Stored entries
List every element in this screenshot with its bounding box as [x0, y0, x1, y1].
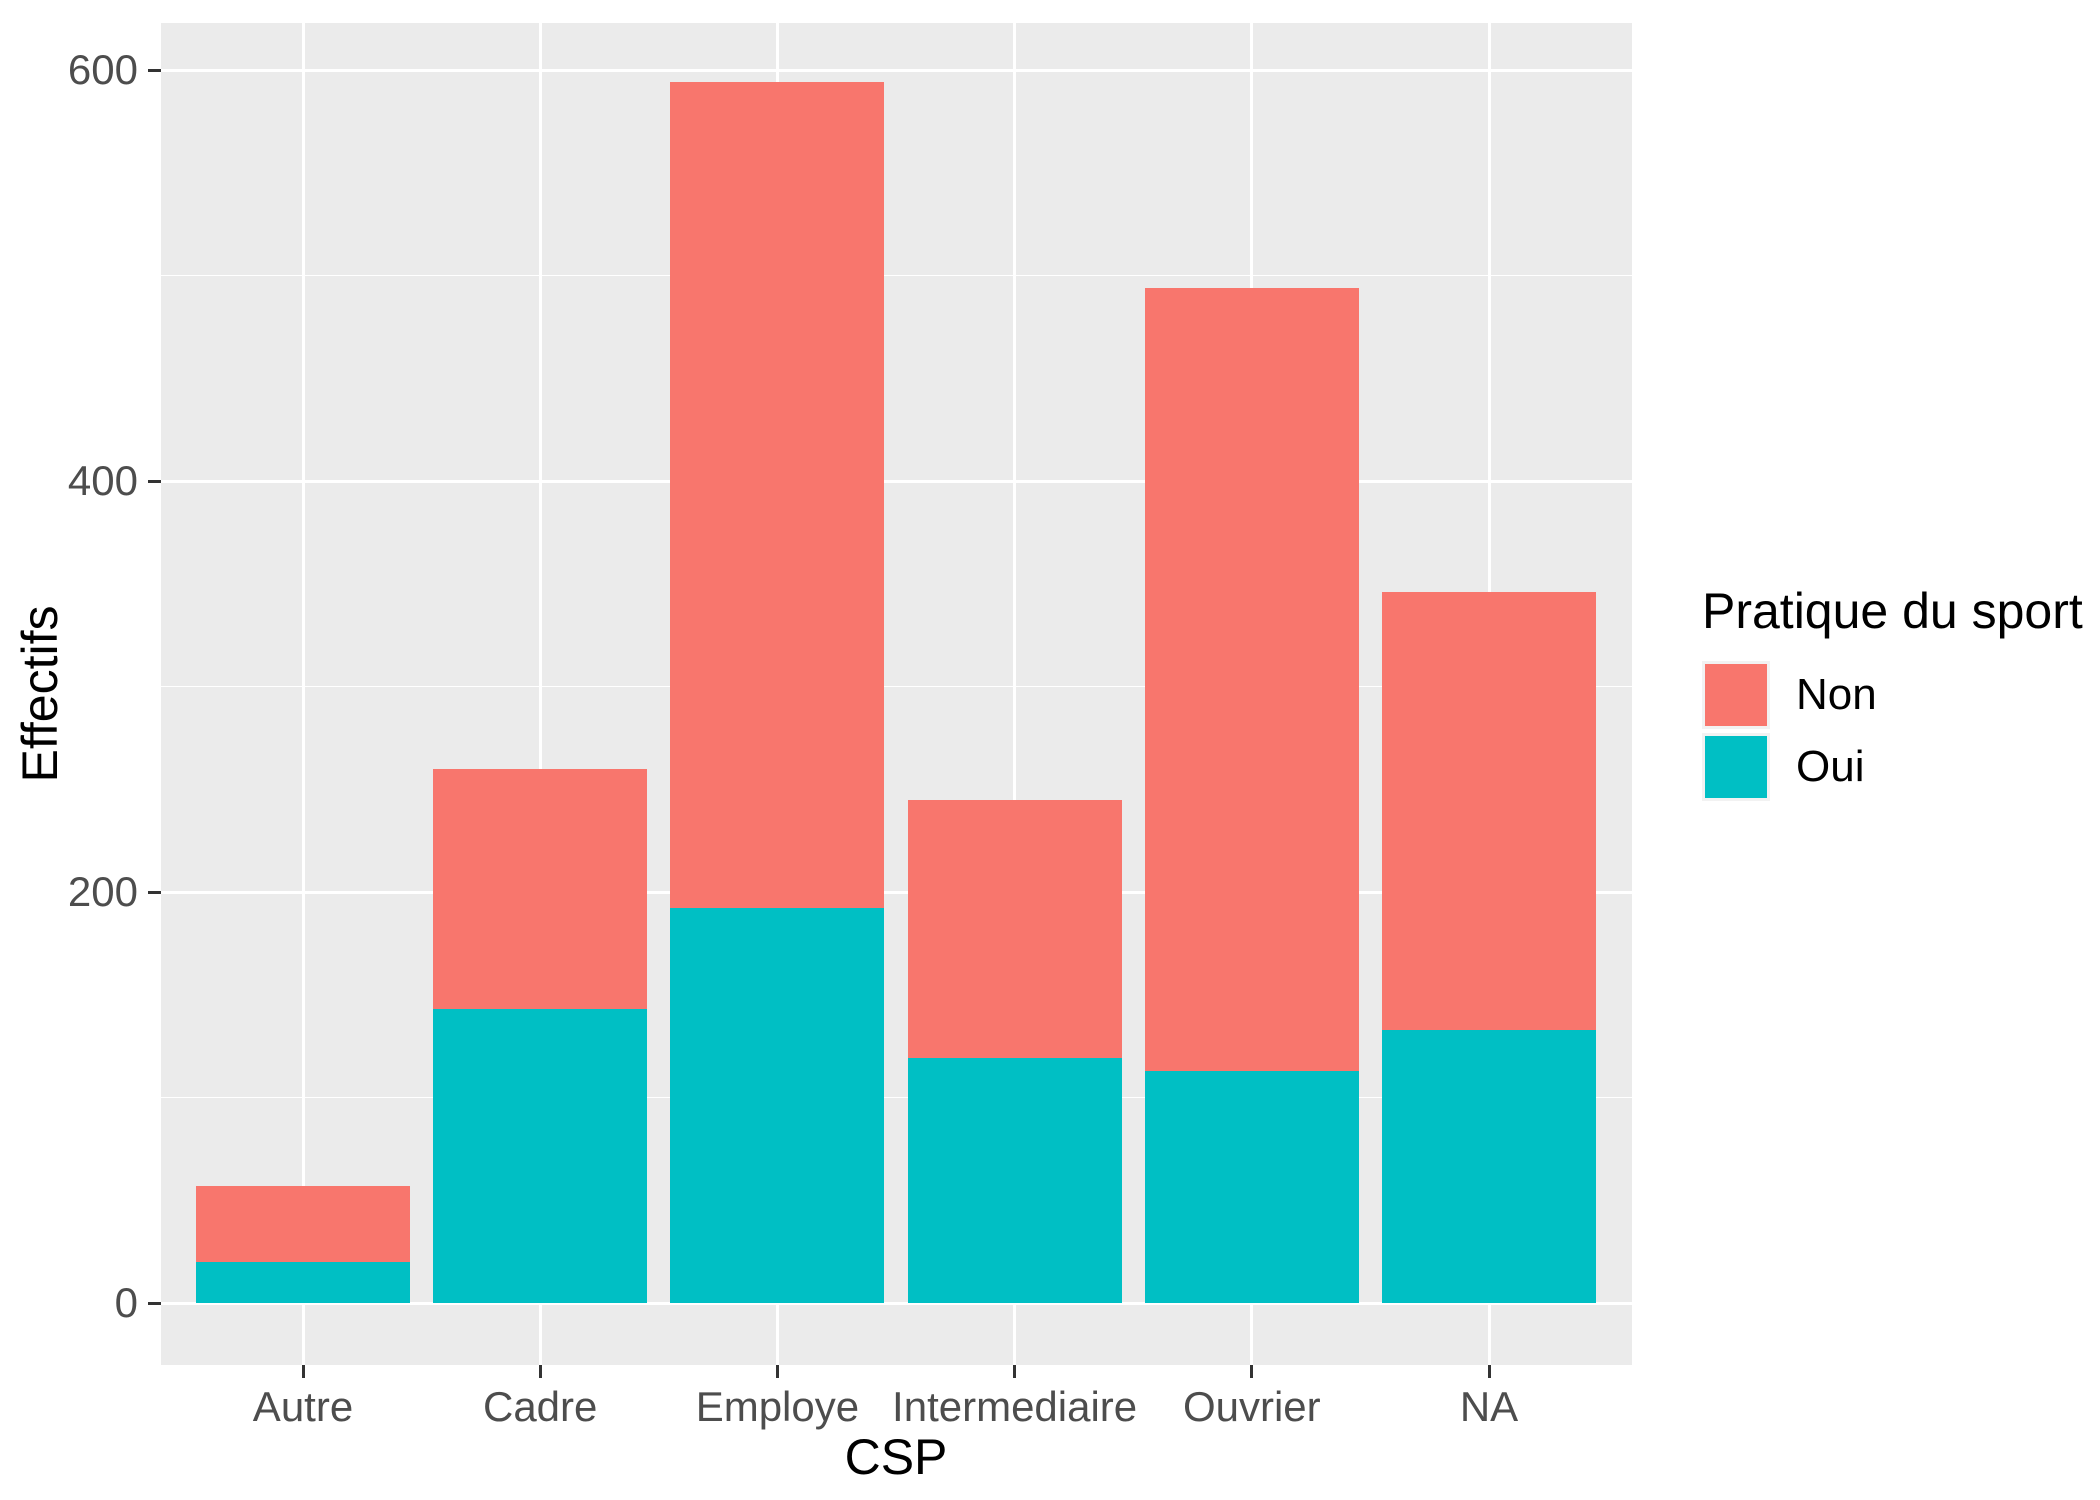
legend-entries: Non Oui — [1702, 661, 2083, 801]
bar-segment-intermediaire-oui — [907, 1058, 1122, 1303]
y-tick-label-0: 0 — [114, 1279, 138, 1326]
legend-swatch-oui — [1702, 733, 1770, 801]
x-tick-label-autre: Autre — [252, 1383, 354, 1430]
gridline-major-y-0 — [161, 1301, 1632, 1305]
y-tick-label-600: 600 — [67, 46, 138, 93]
legend-title: Pratique du sport — [1702, 583, 2083, 639]
x-tick-mark-employe — [775, 1365, 779, 1378]
bar-segment-na-non — [1382, 591, 1596, 1030]
plot-panel — [161, 23, 1632, 1365]
bar-segment-ouvrier-non — [1144, 287, 1359, 1071]
gridline-x-cadre — [538, 23, 542, 1365]
bar-segment-employe-non — [670, 82, 885, 909]
x-tick-mark-ouvrier — [1250, 1365, 1254, 1378]
bar-segment-autre-oui — [196, 1261, 410, 1303]
bar-segment-employe-oui — [670, 908, 885, 1303]
legend-entry-non: Non — [1702, 661, 2083, 729]
x-tick-mark-autre — [301, 1365, 305, 1378]
gridline-major-y-400 — [161, 479, 1632, 483]
gridline-minor-y-100 — [161, 1096, 1632, 1099]
bar-segment-na-oui — [1382, 1029, 1596, 1303]
legend-swatch-non — [1702, 661, 1770, 729]
y-tick-mark-200 — [148, 890, 161, 894]
y-tick-mark-0 — [148, 1301, 161, 1305]
gridline-major-y-200 — [161, 890, 1632, 894]
x-tick-label-ouvrier: Ouvrier — [1182, 1383, 1321, 1430]
x-tick-mark-intermediaire — [1013, 1365, 1017, 1378]
legend-entry-oui: Oui — [1702, 733, 2083, 801]
x-tick-label-intermediaire: Intermediaire — [892, 1383, 1138, 1430]
x-tick-label-cadre: Cadre — [482, 1383, 598, 1430]
bar-segment-cadre-non — [433, 768, 648, 1010]
legend: Pratique du sport Non Oui — [1702, 583, 2083, 805]
x-tick-label-employe: Employe — [695, 1383, 860, 1430]
bar-segment-cadre-oui — [433, 1009, 648, 1303]
gridline-major-y-600 — [161, 68, 1632, 72]
y-tick-label-400: 400 — [67, 457, 138, 504]
x-tick-label-na: NA — [1459, 1383, 1519, 1430]
legend-label-oui: Oui — [1796, 742, 1865, 791]
gridline-minor-y-300 — [161, 685, 1632, 688]
y-axis-title: Effectifs — [12, 605, 68, 783]
gridline-minor-y-500 — [161, 274, 1632, 277]
y-tick-label-200: 200 — [67, 868, 138, 915]
gridline-x-autre — [301, 23, 305, 1365]
x-axis-title: CSP — [844, 1429, 948, 1485]
x-tick-mark-cadre — [538, 1365, 542, 1378]
bar-segment-intermediaire-non — [907, 799, 1122, 1059]
bar-segment-ouvrier-oui — [1144, 1070, 1359, 1303]
gridline-x-intermediaire — [1013, 23, 1017, 1365]
legend-label-non: Non — [1796, 670, 1877, 719]
y-tick-mark-600 — [148, 68, 161, 72]
bar-segment-autre-non — [196, 1185, 410, 1262]
x-tick-mark-na — [1487, 1365, 1491, 1378]
y-tick-mark-400 — [148, 479, 161, 483]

**REQUIRED WORK:**
Retype every line of the data above, keeping each character the same, and leave the picture out of your copy.

**REPLY:**
List every element in this screenshot with its bounding box as [x0, y0, x1, y1].
legend-entries: Non Oui — [1702, 661, 2083, 801]
bar-segment-intermediaire-oui — [907, 1058, 1122, 1303]
y-tick-label-0: 0 — [114, 1279, 138, 1326]
legend-swatch-oui — [1702, 733, 1770, 801]
x-tick-label-autre: Autre — [252, 1383, 354, 1430]
gridline-major-y-0 — [161, 1301, 1632, 1305]
y-tick-label-600: 600 — [67, 46, 138, 93]
legend-title: Pratique du sport — [1702, 583, 2083, 639]
x-tick-mark-employe — [775, 1365, 779, 1378]
bar-segment-na-non — [1382, 591, 1596, 1030]
plot-panel — [161, 23, 1632, 1365]
bar-segment-ouvrier-non — [1144, 287, 1359, 1071]
gridline-x-cadre — [538, 23, 542, 1365]
bar-segment-employe-non — [670, 82, 885, 909]
x-tick-mark-ouvrier — [1250, 1365, 1254, 1378]
bar-segment-autre-oui — [196, 1261, 410, 1303]
bar-segment-employe-oui — [670, 908, 885, 1303]
legend-entry-non: Non — [1702, 661, 2083, 729]
x-tick-mark-autre — [301, 1365, 305, 1378]
gridline-major-y-400 — [161, 479, 1632, 483]
gridline-minor-y-100 — [161, 1096, 1632, 1099]
bar-segment-na-oui — [1382, 1029, 1596, 1303]
legend-swatch-non — [1702, 661, 1770, 729]
y-tick-mark-200 — [148, 890, 161, 894]
y-tick-mark-0 — [148, 1301, 161, 1305]
gridline-major-y-200 — [161, 890, 1632, 894]
x-tick-label-ouvrier: Ouvrier — [1182, 1383, 1321, 1430]
x-tick-mark-intermediaire — [1013, 1365, 1017, 1378]
legend-entry-oui: Oui — [1702, 733, 2083, 801]
x-tick-label-intermediaire: Intermediaire — [892, 1383, 1138, 1430]
x-tick-label-cadre: Cadre — [482, 1383, 598, 1430]
bar-segment-cadre-non — [433, 768, 648, 1010]
legend: Pratique du sport Non Oui — [1702, 583, 2083, 805]
x-tick-label-employe: Employe — [695, 1383, 860, 1430]
bar-segment-cadre-oui — [433, 1009, 648, 1303]
gridline-major-y-600 — [161, 68, 1632, 72]
y-tick-label-400: 400 — [67, 457, 138, 504]
x-tick-label-na: NA — [1459, 1383, 1519, 1430]
legend-label-oui: Oui — [1796, 742, 1865, 791]
gridline-minor-y-300 — [161, 685, 1632, 688]
y-axis-title: Effectifs — [12, 605, 68, 783]
gridline-minor-y-500 — [161, 274, 1632, 277]
y-tick-label-200: 200 — [67, 868, 138, 915]
gridline-x-autre — [301, 23, 305, 1365]
x-axis-title: CSP — [844, 1429, 948, 1485]
x-tick-mark-cadre — [538, 1365, 542, 1378]
bar-segment-intermediaire-non — [907, 799, 1122, 1059]
bar-segment-ouvrier-oui — [1144, 1070, 1359, 1303]
gridline-x-intermediaire — [1013, 23, 1017, 1365]
legend-label-non: Non — [1796, 670, 1877, 719]
y-tick-mark-600 — [148, 68, 161, 72]
bar-segment-autre-non — [196, 1185, 410, 1262]
x-tick-mark-na — [1487, 1365, 1491, 1378]
y-tick-mark-400 — [148, 479, 161, 483]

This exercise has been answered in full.